## What to produce
Every line that includes the word "series" is to be listed.

## Data shown
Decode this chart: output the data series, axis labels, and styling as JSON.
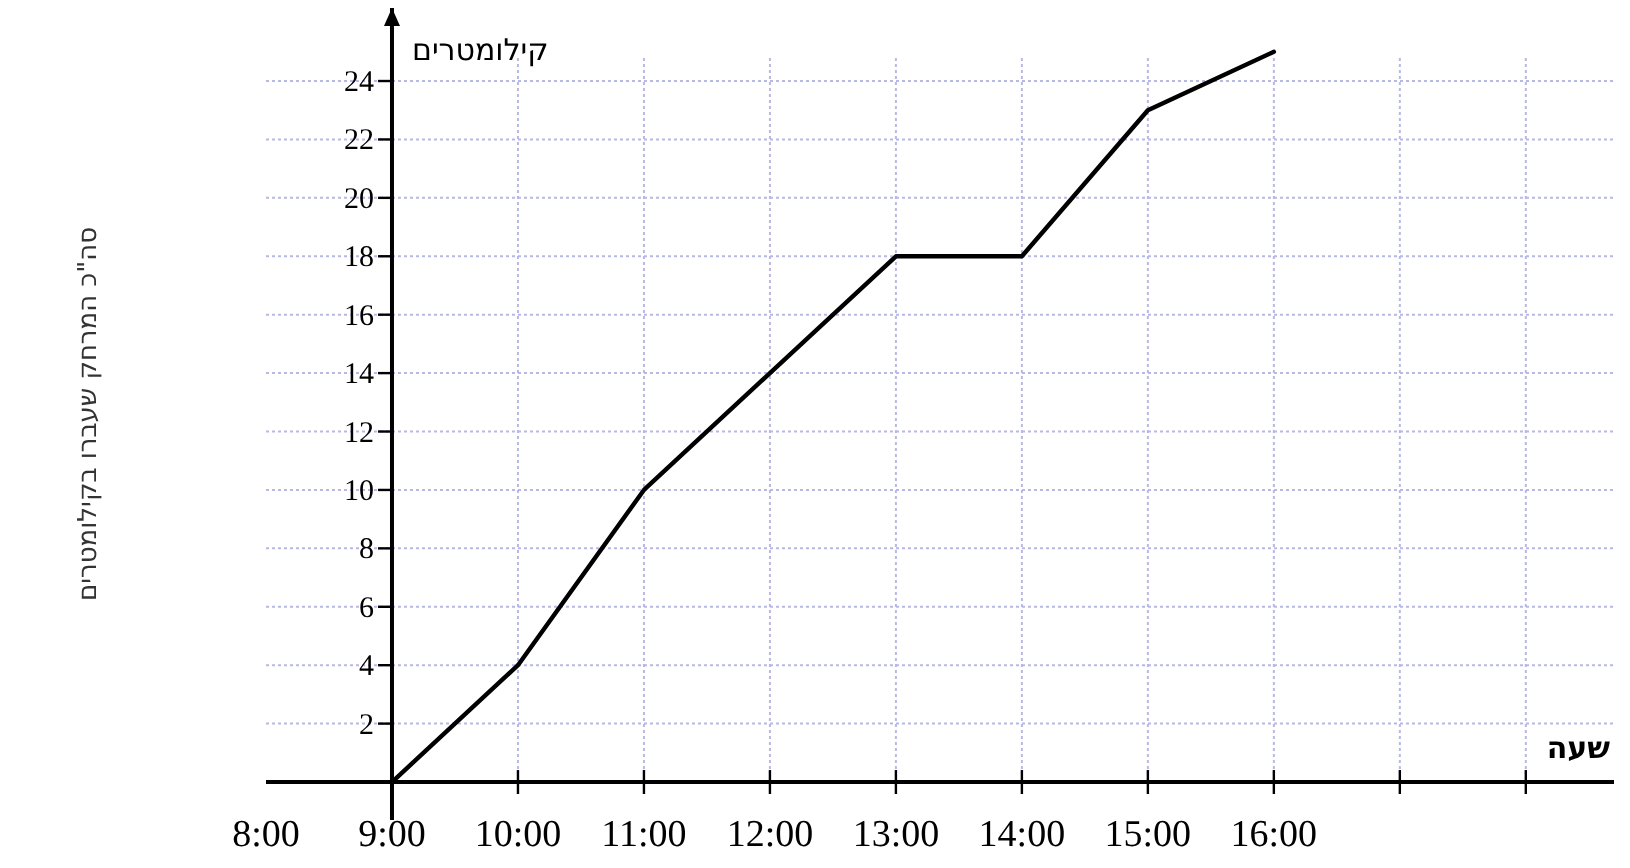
{
  "chart_data": {
    "type": "line",
    "xlabel": "שעה",
    "ylabel": "סה\"כ המרחק שעברו בקילומטרים",
    "annotations": [
      "קילומטרים"
    ],
    "x": [
      9,
      10,
      11,
      12,
      13,
      14,
      15,
      16
    ],
    "series": [
      {
        "color": "#000000",
        "values": [
          0,
          4,
          10,
          14,
          18,
          18,
          23,
          25
        ]
      }
    ],
    "xlim": [
      8,
      18.7
    ],
    "ylim": [
      -1.3,
      26.5
    ],
    "xticks": [
      {
        "value": 8,
        "label": "8:00"
      },
      {
        "value": 9,
        "label": "9:00"
      },
      {
        "value": 10,
        "label": "10:00"
      },
      {
        "value": 11,
        "label": "11:00"
      },
      {
        "value": 12,
        "label": "12:00"
      },
      {
        "value": 13,
        "label": "13:00"
      },
      {
        "value": 14,
        "label": "14:00"
      },
      {
        "value": 15,
        "label": "15:00"
      },
      {
        "value": 16,
        "label": "16:00"
      },
      {
        "value": 17,
        "label": null
      },
      {
        "value": 18,
        "label": null
      }
    ],
    "yticks": [
      2,
      4,
      6,
      8,
      10,
      12,
      14,
      16,
      18,
      20,
      22,
      24
    ],
    "grid": true,
    "marker": "none",
    "line_style": "solid"
  }
}
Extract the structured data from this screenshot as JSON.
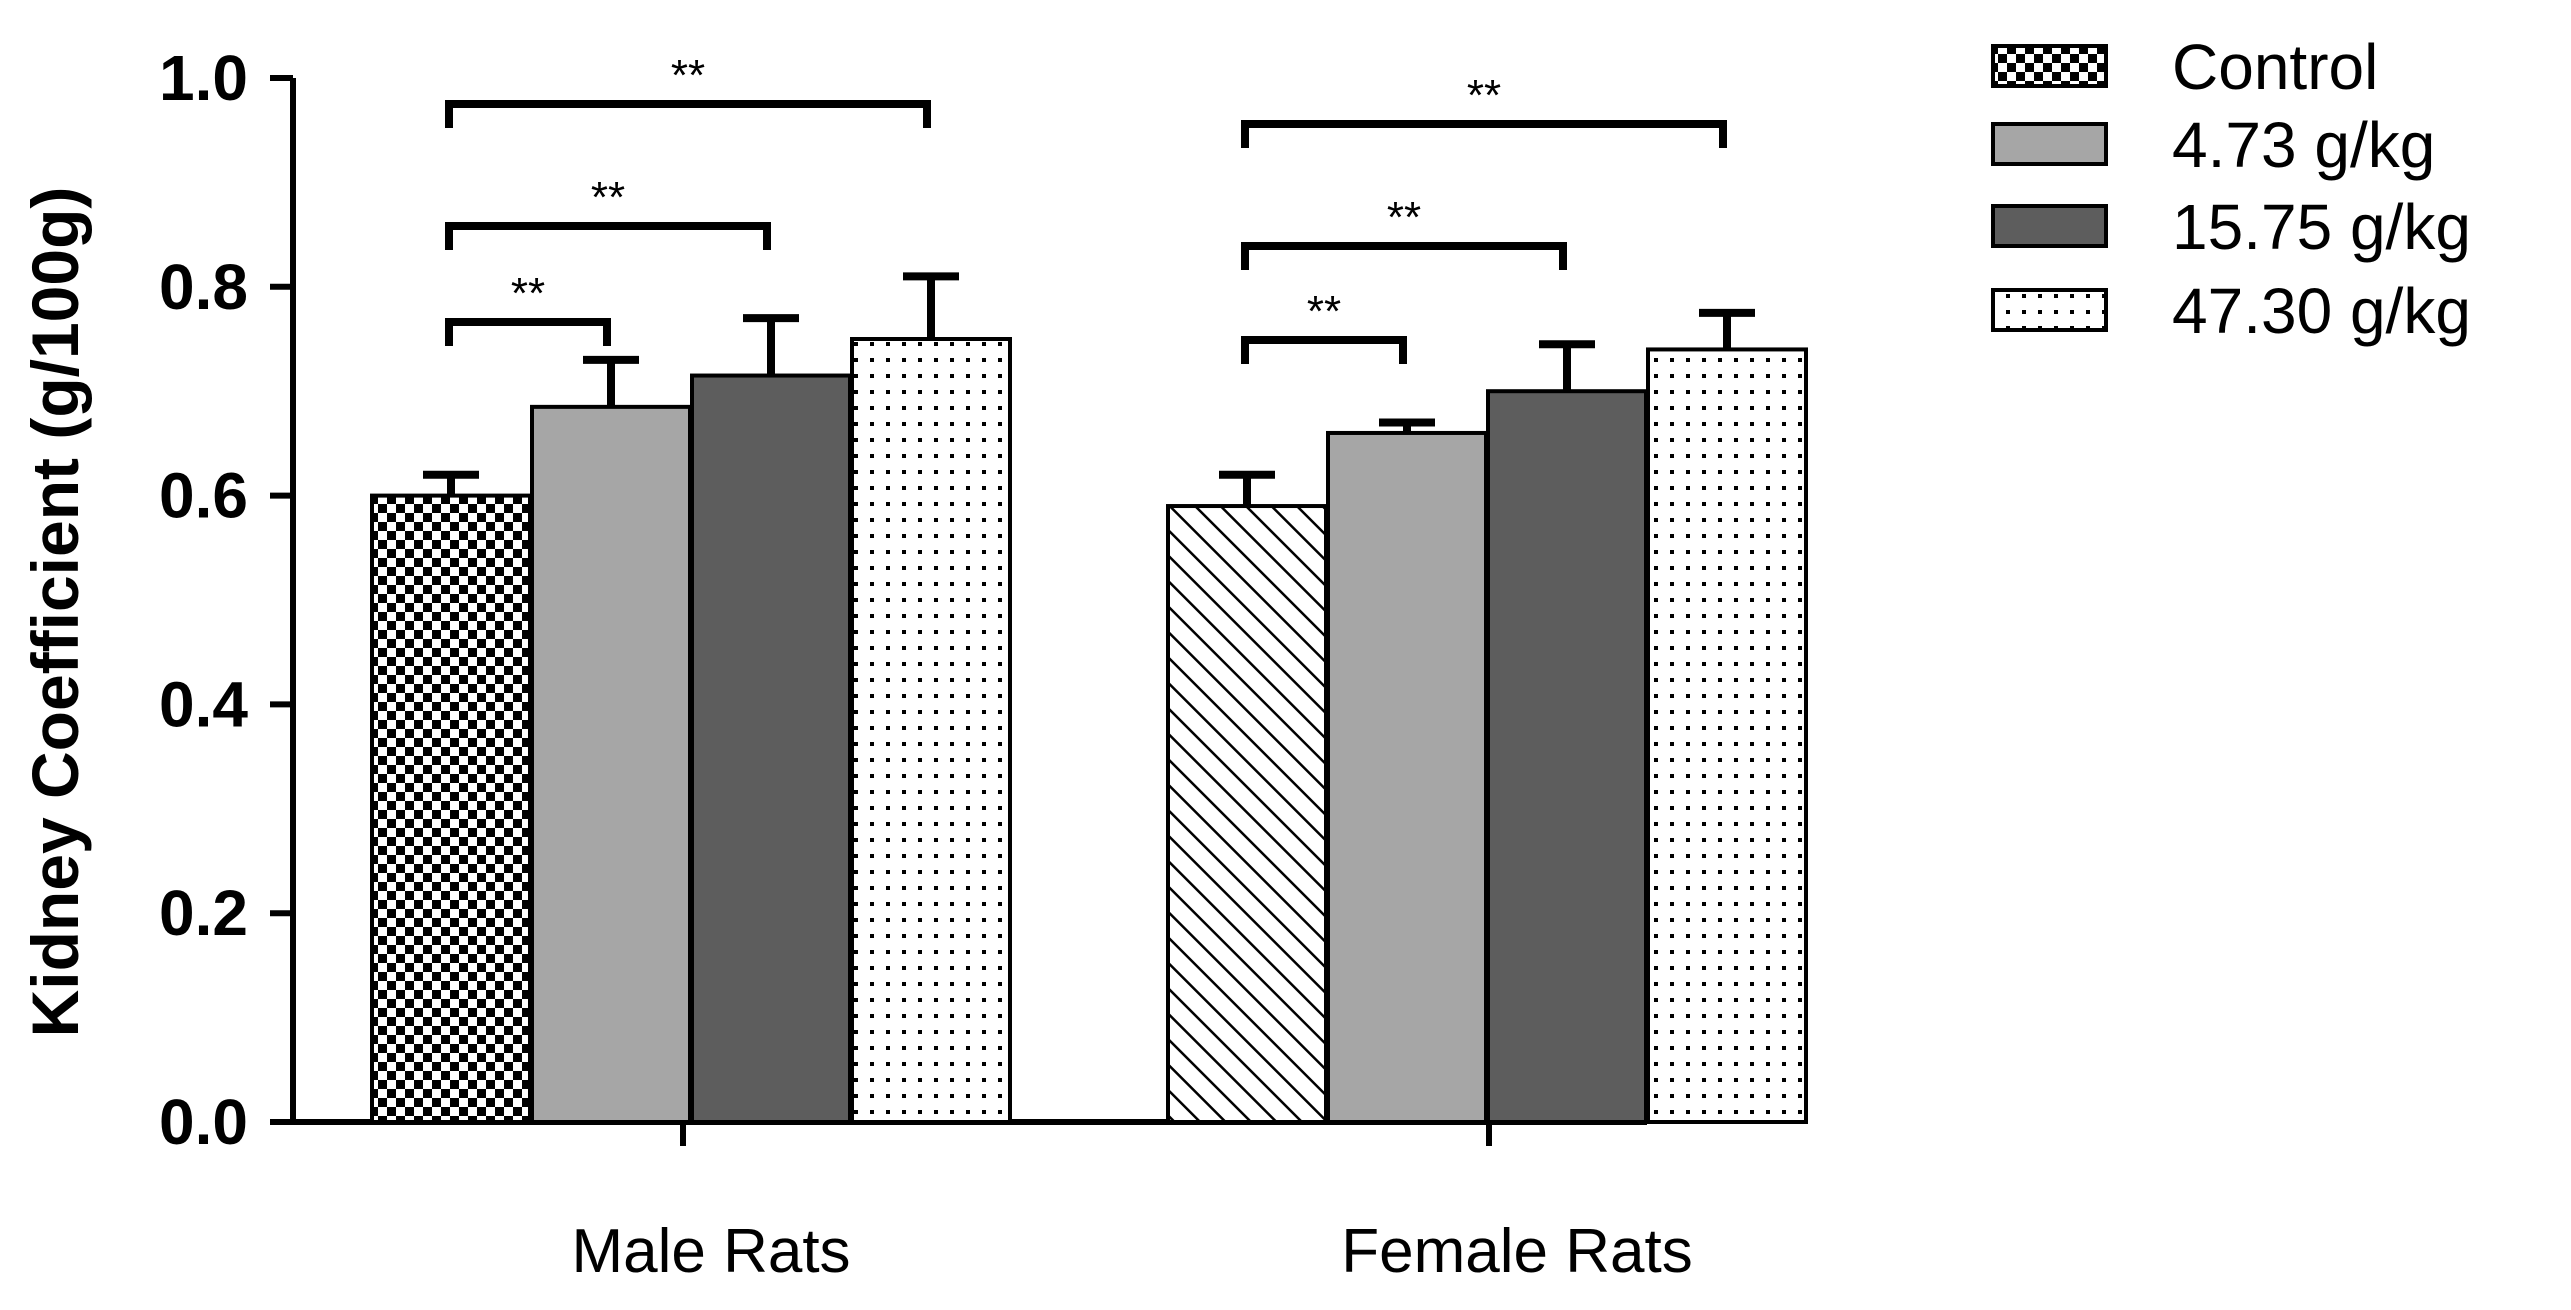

## Exercise response
Decode this chart: output the data series, axis labels, and styling as JSON.
    "series": [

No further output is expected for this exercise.